**Given problem:** Write the data below out exactly as it stands. Do not include the pictures.

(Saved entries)
+ + + +
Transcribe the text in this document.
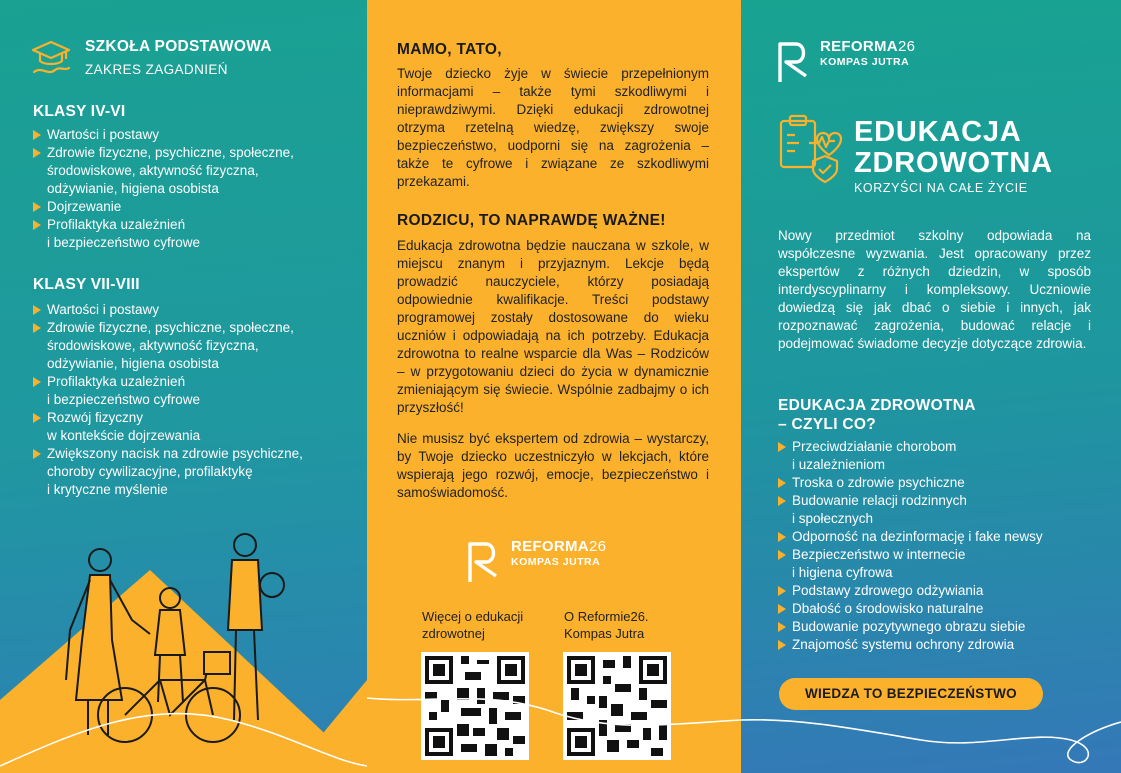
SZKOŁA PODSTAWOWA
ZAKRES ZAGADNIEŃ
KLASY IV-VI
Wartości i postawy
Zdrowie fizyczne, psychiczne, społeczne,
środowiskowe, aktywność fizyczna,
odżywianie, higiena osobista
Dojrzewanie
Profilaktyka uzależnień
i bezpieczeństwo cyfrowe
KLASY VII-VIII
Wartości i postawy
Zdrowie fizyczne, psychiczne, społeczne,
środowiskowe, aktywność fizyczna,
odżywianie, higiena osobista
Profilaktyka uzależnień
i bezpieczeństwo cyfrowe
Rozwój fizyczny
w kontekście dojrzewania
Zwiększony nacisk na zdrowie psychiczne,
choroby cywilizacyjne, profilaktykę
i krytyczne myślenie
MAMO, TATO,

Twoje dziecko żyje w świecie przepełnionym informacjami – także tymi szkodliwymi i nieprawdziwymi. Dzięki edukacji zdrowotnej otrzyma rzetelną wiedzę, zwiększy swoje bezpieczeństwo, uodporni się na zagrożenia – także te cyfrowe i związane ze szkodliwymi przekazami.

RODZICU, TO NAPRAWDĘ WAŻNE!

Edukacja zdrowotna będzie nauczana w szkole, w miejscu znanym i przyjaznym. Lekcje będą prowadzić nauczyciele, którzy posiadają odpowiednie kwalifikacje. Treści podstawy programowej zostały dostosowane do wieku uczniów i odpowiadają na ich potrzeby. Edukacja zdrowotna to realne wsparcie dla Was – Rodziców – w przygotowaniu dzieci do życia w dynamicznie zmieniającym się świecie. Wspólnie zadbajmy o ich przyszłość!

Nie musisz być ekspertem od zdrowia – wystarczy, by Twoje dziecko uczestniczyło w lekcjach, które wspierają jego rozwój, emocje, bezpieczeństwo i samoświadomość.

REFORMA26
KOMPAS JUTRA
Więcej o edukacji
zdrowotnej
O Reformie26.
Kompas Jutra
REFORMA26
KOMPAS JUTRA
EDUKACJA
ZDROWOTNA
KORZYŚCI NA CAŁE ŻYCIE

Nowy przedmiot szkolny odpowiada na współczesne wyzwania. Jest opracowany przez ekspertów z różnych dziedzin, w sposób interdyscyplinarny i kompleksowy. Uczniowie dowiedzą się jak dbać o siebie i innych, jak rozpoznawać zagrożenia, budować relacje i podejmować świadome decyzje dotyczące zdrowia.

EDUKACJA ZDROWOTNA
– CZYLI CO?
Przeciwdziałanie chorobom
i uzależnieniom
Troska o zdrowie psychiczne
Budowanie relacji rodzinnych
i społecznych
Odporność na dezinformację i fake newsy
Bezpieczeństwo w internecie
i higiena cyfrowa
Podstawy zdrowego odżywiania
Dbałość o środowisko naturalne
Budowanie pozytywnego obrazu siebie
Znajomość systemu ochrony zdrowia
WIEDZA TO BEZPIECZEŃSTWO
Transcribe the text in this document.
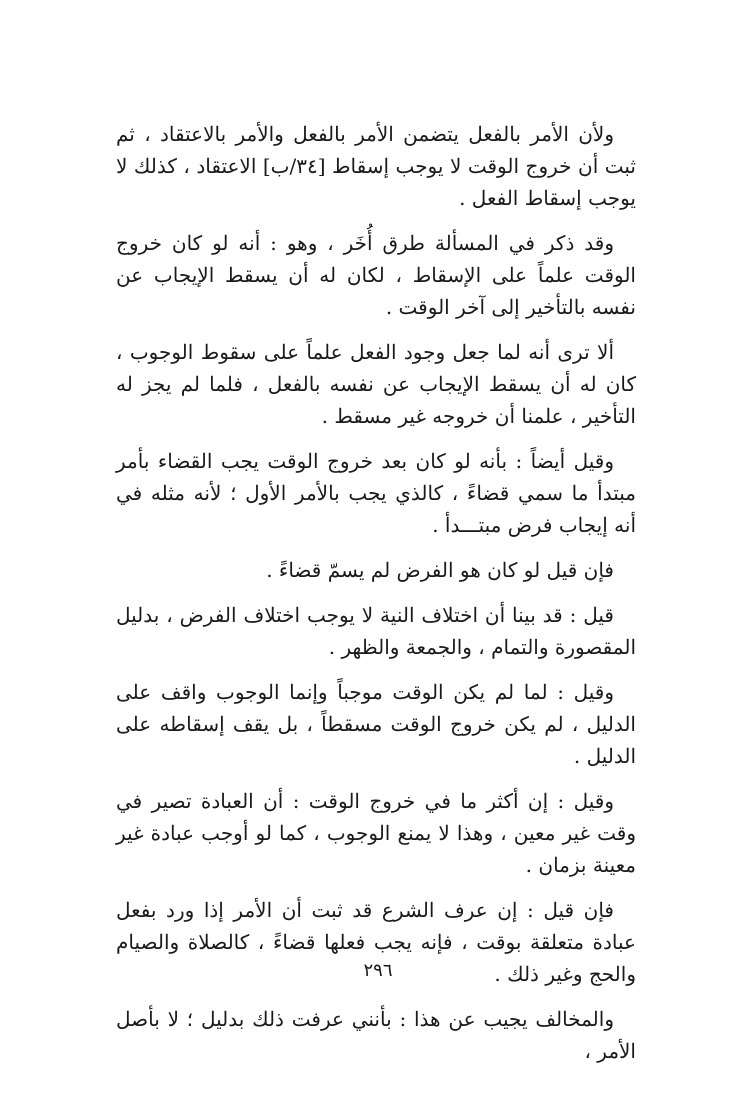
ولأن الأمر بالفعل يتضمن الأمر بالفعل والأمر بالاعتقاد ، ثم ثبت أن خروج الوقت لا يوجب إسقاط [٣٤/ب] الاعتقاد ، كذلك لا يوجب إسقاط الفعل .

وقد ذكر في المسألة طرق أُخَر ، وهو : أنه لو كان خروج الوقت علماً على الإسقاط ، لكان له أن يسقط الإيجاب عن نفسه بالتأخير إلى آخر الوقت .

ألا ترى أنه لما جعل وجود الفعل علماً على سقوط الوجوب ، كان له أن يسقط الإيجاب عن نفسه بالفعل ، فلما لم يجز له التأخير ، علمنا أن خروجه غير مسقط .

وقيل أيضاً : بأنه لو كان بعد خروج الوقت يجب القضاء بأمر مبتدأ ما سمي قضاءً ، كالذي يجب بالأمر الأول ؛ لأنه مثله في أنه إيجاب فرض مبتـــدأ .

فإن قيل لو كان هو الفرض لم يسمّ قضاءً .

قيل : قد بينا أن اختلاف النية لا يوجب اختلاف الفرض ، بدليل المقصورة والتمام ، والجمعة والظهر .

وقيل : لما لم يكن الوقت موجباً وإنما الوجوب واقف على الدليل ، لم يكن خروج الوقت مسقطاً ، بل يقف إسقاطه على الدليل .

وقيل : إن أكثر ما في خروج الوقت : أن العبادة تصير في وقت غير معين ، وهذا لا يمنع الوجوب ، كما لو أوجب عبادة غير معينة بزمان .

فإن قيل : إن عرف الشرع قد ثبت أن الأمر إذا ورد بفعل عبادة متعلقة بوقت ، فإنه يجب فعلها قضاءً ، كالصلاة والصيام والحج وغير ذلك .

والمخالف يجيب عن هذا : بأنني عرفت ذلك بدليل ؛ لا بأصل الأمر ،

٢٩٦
+ + + +
**Finished answer:**
Transcribe the text in this document.
SZKOŁA PODSTAWOWA
ZAKRES ZAGADNIEŃ
KLASY IV-VI
Wartości i postawy
Zdrowie fizyczne, psychiczne, społeczne,
środowiskowe, aktywność fizyczna,
odżywianie, higiena osobista
Dojrzewanie
Profilaktyka uzależnień
i bezpieczeństwo cyfrowe
KLASY VII-VIII
Wartości i postawy
Zdrowie fizyczne, psychiczne, społeczne,
środowiskowe, aktywność fizyczna,
odżywianie, higiena osobista
Profilaktyka uzależnień
i bezpieczeństwo cyfrowe
Rozwój fizyczny
w kontekście dojrzewania
Zwiększony nacisk na zdrowie psychiczne,
choroby cywilizacyjne, profilaktykę
i krytyczne myślenie
MAMO, TATO,

Twoje dziecko żyje w świecie przepełnionym informacjami – także tymi szkodliwymi i nieprawdziwymi. Dzięki edukacji zdrowotnej otrzyma rzetelną wiedzę, zwiększy swoje bezpieczeństwo, uodporni się na zagrożenia – także te cyfrowe i związane ze szkodliwymi przekazami.

RODZICU, TO NAPRAWDĘ WAŻNE!

Edukacja zdrowotna będzie nauczana w szkole, w miejscu znanym i przyjaznym. Lekcje będą prowadzić nauczyciele, którzy posiadają odpowiednie kwalifikacje. Treści podstawy programowej zostały dostosowane do wieku uczniów i odpowiadają na ich potrzeby. Edukacja zdrowotna to realne wsparcie dla Was – Rodziców – w przygotowaniu dzieci do życia w dynamicznie zmieniającym się świecie. Wspólnie zadbajmy o ich przyszłość!

Nie musisz być ekspertem od zdrowia – wystarczy, by Twoje dziecko uczestniczyło w lekcjach, które wspierają jego rozwój, emocje, bezpieczeństwo i samoświadomość.

REFORMA26
KOMPAS JUTRA
Więcej o edukacji
zdrowotnej
O Reformie26.
Kompas Jutra
REFORMA26
KOMPAS JUTRA
EDUKACJA
ZDROWOTNA
KORZYŚCI NA CAŁE ŻYCIE

Nowy przedmiot szkolny odpowiada na współczesne wyzwania. Jest opracowany przez ekspertów z różnych dziedzin, w sposób interdyscyplinarny i kompleksowy. Uczniowie dowiedzą się jak dbać o siebie i innych, jak rozpoznawać zagrożenia, budować relacje i podejmować świadome decyzje dotyczące zdrowia.

EDUKACJA ZDROWOTNA
– CZYLI CO?
Przeciwdziałanie chorobom
i uzależnieniom
Troska o zdrowie psychiczne
Budowanie relacji rodzinnych
i społecznych
Odporność na dezinformację i fake newsy
Bezpieczeństwo w internecie
i higiena cyfrowa
Podstawy zdrowego odżywiania
Dbałość o środowisko naturalne
Budowanie pozytywnego obrazu siebie
Znajomość systemu ochrony zdrowia
WIEDZA TO BEZPIECZEŃSTWO
Transcribe the text in this document.
ولأن الأمر بالفعل يتضمن الأمر بالفعل والأمر بالاعتقاد ، ثم ثبت أن خروج الوقت لا يوجب إسقاط [٣٤/ب] الاعتقاد ، كذلك لا يوجب إسقاط الفعل .

وقد ذكر في المسألة طرق أُخَر ، وهو : أنه لو كان خروج الوقت علماً على الإسقاط ، لكان له أن يسقط الإيجاب عن نفسه بالتأخير إلى آخر الوقت .

ألا ترى أنه لما جعل وجود الفعل علماً على سقوط الوجوب ، كان له أن يسقط الإيجاب عن نفسه بالفعل ، فلما لم يجز له التأخير ، علمنا أن خروجه غير مسقط .

وقيل أيضاً : بأنه لو كان بعد خروج الوقت يجب القضاء بأمر مبتدأ ما سمي قضاءً ، كالذي يجب بالأمر الأول ؛ لأنه مثله في أنه إيجاب فرض مبتـــدأ .

فإن قيل لو كان هو الفرض لم يسمّ قضاءً .

قيل : قد بينا أن اختلاف النية لا يوجب اختلاف الفرض ، بدليل المقصورة والتمام ، والجمعة والظهر .

وقيل : لما لم يكن الوقت موجباً وإنما الوجوب واقف على الدليل ، لم يكن خروج الوقت مسقطاً ، بل يقف إسقاطه على الدليل .

وقيل : إن أكثر ما في خروج الوقت : أن العبادة تصير في وقت غير معين ، وهذا لا يمنع الوجوب ، كما لو أوجب عبادة غير معينة بزمان .

فإن قيل : إن عرف الشرع قد ثبت أن الأمر إذا ورد بفعل عبادة متعلقة بوقت ، فإنه يجب فعلها قضاءً ، كالصلاة والصيام والحج وغير ذلك .

والمخالف يجيب عن هذا : بأنني عرفت ذلك بدليل ؛ لا بأصل الأمر ،

٢٩٦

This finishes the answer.